WORK TO COMPLETE — Omit the pictures, please, and give each record below again exactly.

DATA TO USE —
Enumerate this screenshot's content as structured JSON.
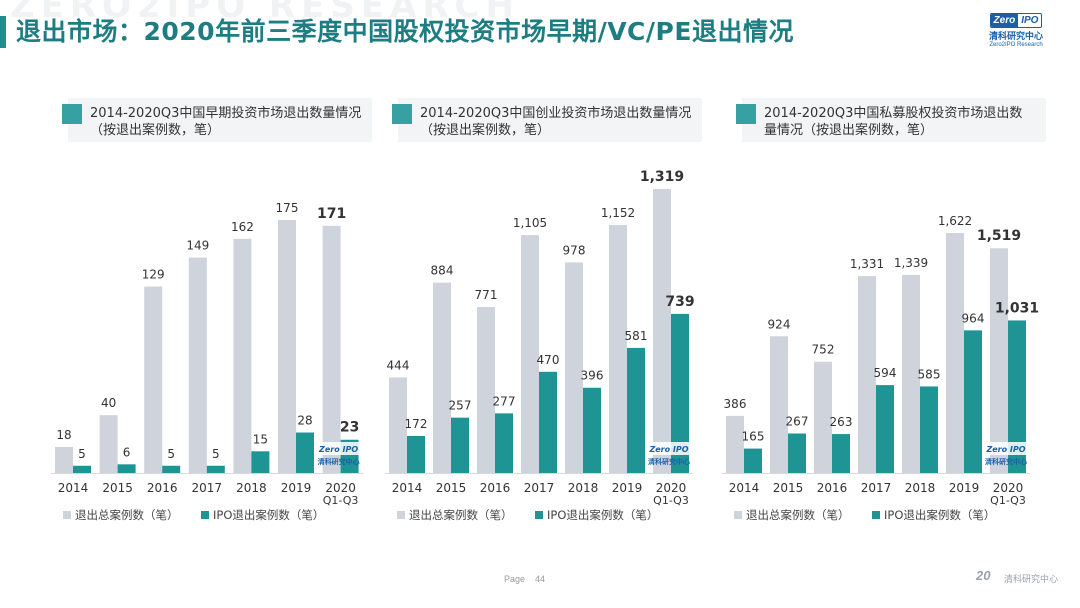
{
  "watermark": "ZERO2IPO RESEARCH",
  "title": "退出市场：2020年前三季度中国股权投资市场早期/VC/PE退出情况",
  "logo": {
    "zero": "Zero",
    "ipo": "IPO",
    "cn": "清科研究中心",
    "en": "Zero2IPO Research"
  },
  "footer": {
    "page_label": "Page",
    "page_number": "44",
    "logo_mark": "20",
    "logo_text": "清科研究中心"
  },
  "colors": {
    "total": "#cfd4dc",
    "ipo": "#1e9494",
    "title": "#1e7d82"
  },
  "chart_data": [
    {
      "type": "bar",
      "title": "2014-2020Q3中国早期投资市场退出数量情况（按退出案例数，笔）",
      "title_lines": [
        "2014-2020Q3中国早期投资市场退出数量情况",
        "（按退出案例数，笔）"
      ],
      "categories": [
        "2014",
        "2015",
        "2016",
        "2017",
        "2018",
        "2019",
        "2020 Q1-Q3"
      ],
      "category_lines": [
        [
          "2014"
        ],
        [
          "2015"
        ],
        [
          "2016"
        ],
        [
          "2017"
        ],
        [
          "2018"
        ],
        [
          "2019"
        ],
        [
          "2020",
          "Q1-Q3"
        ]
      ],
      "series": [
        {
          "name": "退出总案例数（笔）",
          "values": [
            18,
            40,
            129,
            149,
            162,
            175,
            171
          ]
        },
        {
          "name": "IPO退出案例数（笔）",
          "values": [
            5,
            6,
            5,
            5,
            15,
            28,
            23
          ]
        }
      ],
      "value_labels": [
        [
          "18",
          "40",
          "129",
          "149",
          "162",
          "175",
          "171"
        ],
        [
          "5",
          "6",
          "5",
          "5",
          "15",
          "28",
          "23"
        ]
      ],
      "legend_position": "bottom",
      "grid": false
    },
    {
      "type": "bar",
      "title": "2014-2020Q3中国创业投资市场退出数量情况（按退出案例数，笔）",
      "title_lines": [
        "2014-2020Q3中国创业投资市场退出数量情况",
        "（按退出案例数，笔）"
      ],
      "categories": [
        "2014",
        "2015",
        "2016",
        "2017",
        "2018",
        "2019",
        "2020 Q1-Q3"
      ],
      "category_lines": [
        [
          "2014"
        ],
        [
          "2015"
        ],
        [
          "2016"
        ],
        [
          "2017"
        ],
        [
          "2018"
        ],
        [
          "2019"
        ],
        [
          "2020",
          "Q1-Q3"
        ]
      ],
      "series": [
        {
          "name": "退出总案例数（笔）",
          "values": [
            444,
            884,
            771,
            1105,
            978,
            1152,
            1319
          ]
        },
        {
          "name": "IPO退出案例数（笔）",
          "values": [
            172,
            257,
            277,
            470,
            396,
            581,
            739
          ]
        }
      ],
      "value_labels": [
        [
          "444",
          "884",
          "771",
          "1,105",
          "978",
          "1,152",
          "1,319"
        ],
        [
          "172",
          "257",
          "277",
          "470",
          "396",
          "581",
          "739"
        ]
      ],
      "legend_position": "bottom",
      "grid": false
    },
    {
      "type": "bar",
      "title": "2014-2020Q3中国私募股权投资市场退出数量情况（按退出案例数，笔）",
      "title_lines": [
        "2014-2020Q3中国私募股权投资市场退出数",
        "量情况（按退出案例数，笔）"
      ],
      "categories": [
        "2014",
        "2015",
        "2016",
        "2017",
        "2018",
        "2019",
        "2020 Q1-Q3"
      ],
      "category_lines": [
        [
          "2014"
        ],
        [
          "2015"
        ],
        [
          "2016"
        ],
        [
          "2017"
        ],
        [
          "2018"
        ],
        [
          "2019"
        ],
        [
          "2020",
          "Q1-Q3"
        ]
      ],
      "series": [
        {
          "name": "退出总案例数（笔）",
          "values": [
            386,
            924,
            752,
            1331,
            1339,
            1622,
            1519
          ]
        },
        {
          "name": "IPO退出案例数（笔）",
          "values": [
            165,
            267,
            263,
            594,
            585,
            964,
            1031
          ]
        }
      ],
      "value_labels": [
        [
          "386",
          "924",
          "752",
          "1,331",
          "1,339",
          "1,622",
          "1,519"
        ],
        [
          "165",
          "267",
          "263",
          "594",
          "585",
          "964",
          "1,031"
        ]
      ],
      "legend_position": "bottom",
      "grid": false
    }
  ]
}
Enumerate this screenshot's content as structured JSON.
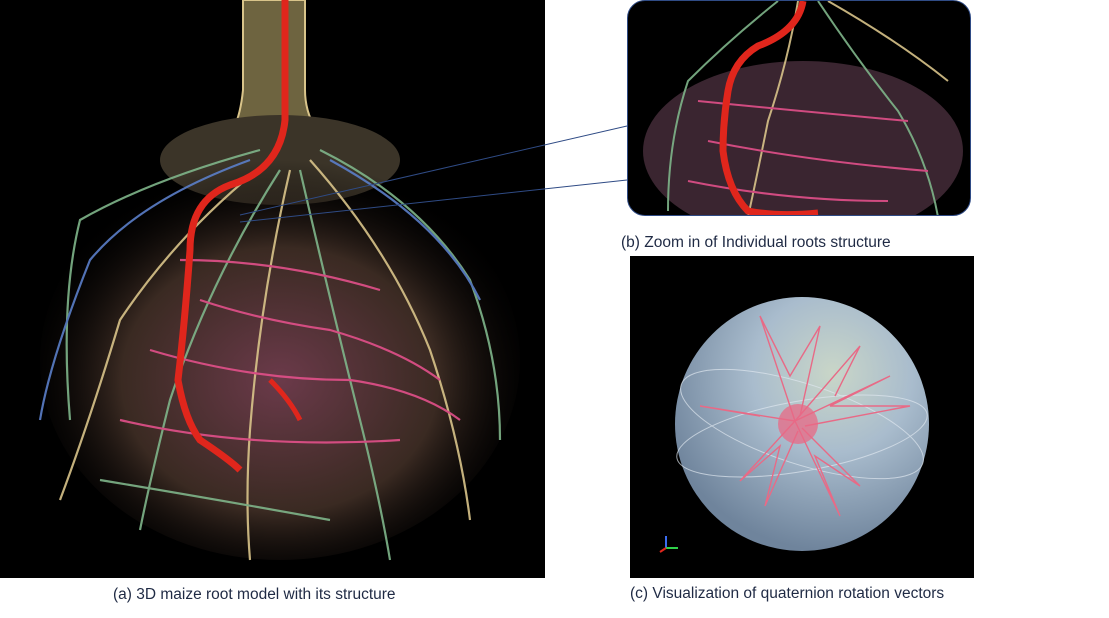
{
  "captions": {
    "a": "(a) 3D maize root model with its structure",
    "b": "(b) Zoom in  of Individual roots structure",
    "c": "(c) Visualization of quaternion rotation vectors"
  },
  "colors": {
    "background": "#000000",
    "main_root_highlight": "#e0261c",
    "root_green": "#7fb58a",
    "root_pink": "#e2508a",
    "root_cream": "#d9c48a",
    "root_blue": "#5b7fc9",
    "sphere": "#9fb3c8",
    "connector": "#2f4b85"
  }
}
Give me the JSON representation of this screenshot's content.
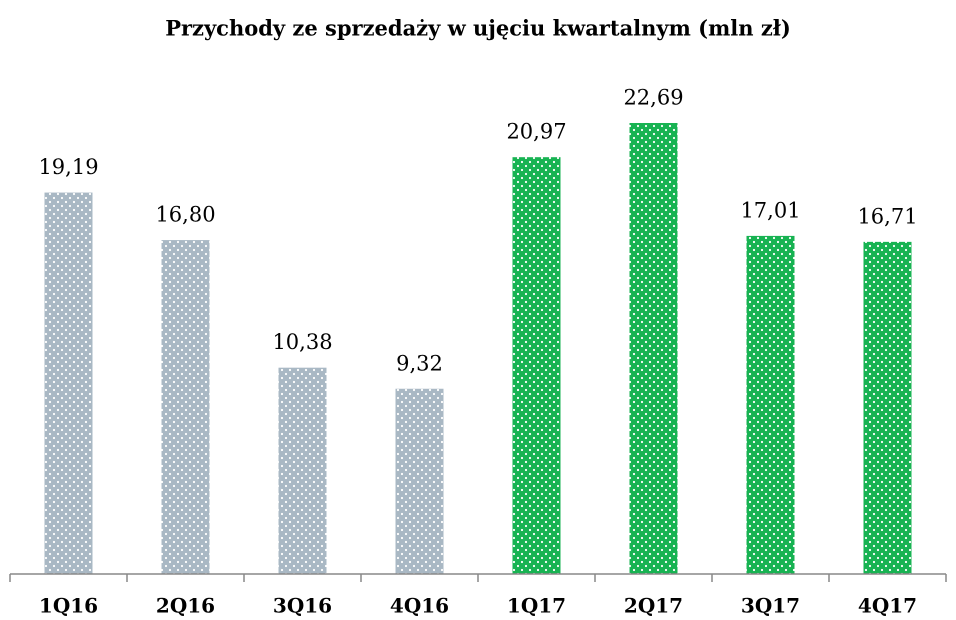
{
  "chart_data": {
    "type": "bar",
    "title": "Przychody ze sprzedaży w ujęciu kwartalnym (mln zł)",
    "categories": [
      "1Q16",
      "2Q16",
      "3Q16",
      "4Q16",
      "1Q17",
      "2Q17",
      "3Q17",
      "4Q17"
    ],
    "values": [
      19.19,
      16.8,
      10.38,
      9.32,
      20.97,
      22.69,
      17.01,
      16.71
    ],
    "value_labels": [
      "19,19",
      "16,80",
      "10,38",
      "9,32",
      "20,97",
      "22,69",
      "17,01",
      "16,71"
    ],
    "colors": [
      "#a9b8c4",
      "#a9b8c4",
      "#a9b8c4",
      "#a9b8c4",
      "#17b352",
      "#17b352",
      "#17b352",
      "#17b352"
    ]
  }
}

ANSWER FOR THE TASK —
Enumerate this screenshot's content as structured JSON.
{
  "watermark": "ZERO2IPO RESEARCH",
  "title": "退出市场：2020年前三季度中国股权投资市场早期/VC/PE退出情况",
  "logo": {
    "zero": "Zero",
    "ipo": "IPO",
    "cn": "清科研究中心",
    "en": "Zero2IPO Research"
  },
  "footer": {
    "page_label": "Page",
    "page_number": "44",
    "logo_mark": "20",
    "logo_text": "清科研究中心"
  },
  "colors": {
    "total": "#cfd4dc",
    "ipo": "#1e9494",
    "title": "#1e7d82"
  },
  "chart_data": [
    {
      "type": "bar",
      "title": "2014-2020Q3中国早期投资市场退出数量情况（按退出案例数，笔）",
      "title_lines": [
        "2014-2020Q3中国早期投资市场退出数量情况",
        "（按退出案例数，笔）"
      ],
      "categories": [
        "2014",
        "2015",
        "2016",
        "2017",
        "2018",
        "2019",
        "2020 Q1-Q3"
      ],
      "category_lines": [
        [
          "2014"
        ],
        [
          "2015"
        ],
        [
          "2016"
        ],
        [
          "2017"
        ],
        [
          "2018"
        ],
        [
          "2019"
        ],
        [
          "2020",
          "Q1-Q3"
        ]
      ],
      "series": [
        {
          "name": "退出总案例数（笔）",
          "values": [
            18,
            40,
            129,
            149,
            162,
            175,
            171
          ]
        },
        {
          "name": "IPO退出案例数（笔）",
          "values": [
            5,
            6,
            5,
            5,
            15,
            28,
            23
          ]
        }
      ],
      "value_labels": [
        [
          "18",
          "40",
          "129",
          "149",
          "162",
          "175",
          "171"
        ],
        [
          "5",
          "6",
          "5",
          "5",
          "15",
          "28",
          "23"
        ]
      ],
      "legend_position": "bottom",
      "grid": false
    },
    {
      "type": "bar",
      "title": "2014-2020Q3中国创业投资市场退出数量情况（按退出案例数，笔）",
      "title_lines": [
        "2014-2020Q3中国创业投资市场退出数量情况",
        "（按退出案例数，笔）"
      ],
      "categories": [
        "2014",
        "2015",
        "2016",
        "2017",
        "2018",
        "2019",
        "2020 Q1-Q3"
      ],
      "category_lines": [
        [
          "2014"
        ],
        [
          "2015"
        ],
        [
          "2016"
        ],
        [
          "2017"
        ],
        [
          "2018"
        ],
        [
          "2019"
        ],
        [
          "2020",
          "Q1-Q3"
        ]
      ],
      "series": [
        {
          "name": "退出总案例数（笔）",
          "values": [
            444,
            884,
            771,
            1105,
            978,
            1152,
            1319
          ]
        },
        {
          "name": "IPO退出案例数（笔）",
          "values": [
            172,
            257,
            277,
            470,
            396,
            581,
            739
          ]
        }
      ],
      "value_labels": [
        [
          "444",
          "884",
          "771",
          "1,105",
          "978",
          "1,152",
          "1,319"
        ],
        [
          "172",
          "257",
          "277",
          "470",
          "396",
          "581",
          "739"
        ]
      ],
      "legend_position": "bottom",
      "grid": false
    },
    {
      "type": "bar",
      "title": "2014-2020Q3中国私募股权投资市场退出数量情况（按退出案例数，笔）",
      "title_lines": [
        "2014-2020Q3中国私募股权投资市场退出数",
        "量情况（按退出案例数，笔）"
      ],
      "categories": [
        "2014",
        "2015",
        "2016",
        "2017",
        "2018",
        "2019",
        "2020 Q1-Q3"
      ],
      "category_lines": [
        [
          "2014"
        ],
        [
          "2015"
        ],
        [
          "2016"
        ],
        [
          "2017"
        ],
        [
          "2018"
        ],
        [
          "2019"
        ],
        [
          "2020",
          "Q1-Q3"
        ]
      ],
      "series": [
        {
          "name": "退出总案例数（笔）",
          "values": [
            386,
            924,
            752,
            1331,
            1339,
            1622,
            1519
          ]
        },
        {
          "name": "IPO退出案例数（笔）",
          "values": [
            165,
            267,
            263,
            594,
            585,
            964,
            1031
          ]
        }
      ],
      "value_labels": [
        [
          "386",
          "924",
          "752",
          "1,331",
          "1,339",
          "1,622",
          "1,519"
        ],
        [
          "165",
          "267",
          "263",
          "594",
          "585",
          "964",
          "1,031"
        ]
      ],
      "legend_position": "bottom",
      "grid": false
    }
  ]
}
Enumerate this screenshot's content as structured JSON.
{
  "captions": {
    "a": "(a) 3D maize root model with its structure",
    "b": "(b) Zoom in  of Individual roots structure",
    "c": "(c) Visualization of quaternion rotation vectors"
  },
  "colors": {
    "background": "#000000",
    "main_root_highlight": "#e0261c",
    "root_green": "#7fb58a",
    "root_pink": "#e2508a",
    "root_cream": "#d9c48a",
    "root_blue": "#5b7fc9",
    "sphere": "#9fb3c8",
    "connector": "#2f4b85"
  }
}
Give me the JSON representation of this screenshot's content.
{
  "chart_data": {
    "type": "bar",
    "title": "Przychody ze sprzedaży w ujęciu kwartalnym (mln zł)",
    "categories": [
      "1Q16",
      "2Q16",
      "3Q16",
      "4Q16",
      "1Q17",
      "2Q17",
      "3Q17",
      "4Q17"
    ],
    "values": [
      19.19,
      16.8,
      10.38,
      9.32,
      20.97,
      22.69,
      17.01,
      16.71
    ],
    "value_labels": [
      "19,19",
      "16,80",
      "10,38",
      "9,32",
      "20,97",
      "22,69",
      "17,01",
      "16,71"
    ],
    "colors": [
      "#a9b8c4",
      "#a9b8c4",
      "#a9b8c4",
      "#a9b8c4",
      "#17b352",
      "#17b352",
      "#17b352",
      "#17b352"
    ]
  }
}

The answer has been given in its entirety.